**The task:** Your task is to copy every record exactly.
== Material for this task
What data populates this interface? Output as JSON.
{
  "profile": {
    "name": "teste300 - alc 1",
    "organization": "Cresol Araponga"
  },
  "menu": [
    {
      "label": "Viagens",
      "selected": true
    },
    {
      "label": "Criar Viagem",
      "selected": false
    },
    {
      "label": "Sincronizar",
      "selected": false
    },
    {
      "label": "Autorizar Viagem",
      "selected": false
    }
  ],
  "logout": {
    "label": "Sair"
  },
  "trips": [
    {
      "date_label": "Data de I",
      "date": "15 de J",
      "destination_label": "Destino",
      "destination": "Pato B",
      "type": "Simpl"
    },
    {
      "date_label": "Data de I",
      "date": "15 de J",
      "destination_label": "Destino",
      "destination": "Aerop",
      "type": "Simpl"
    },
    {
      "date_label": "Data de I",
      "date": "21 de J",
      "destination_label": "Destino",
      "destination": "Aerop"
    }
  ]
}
====
**Full output:**
What data populates this interface? Output as JSON.
{
  "profile": {
    "name": "teste300 - alc 1",
    "organization": "Cresol Araponga"
  },
  "menu": [
    {
      "label": "Viagens",
      "selected": true
    },
    {
      "label": "Criar Viagem",
      "selected": false
    },
    {
      "label": "Sincronizar",
      "selected": false
    },
    {
      "label": "Autorizar Viagem",
      "selected": false
    }
  ],
  "logout": {
    "label": "Sair"
  },
  "trips": [
    {
      "date_label": "Data de I",
      "date": "15 de J",
      "destination_label": "Destino",
      "destination": "Pato B",
      "type": "Simpl"
    },
    {
      "date_label": "Data de I",
      "date": "15 de J",
      "destination_label": "Destino",
      "destination": "Aerop",
      "type": "Simpl"
    },
    {
      "date_label": "Data de I",
      "date": "21 de J",
      "destination_label": "Destino",
      "destination": "Aerop"
    }
  ]
}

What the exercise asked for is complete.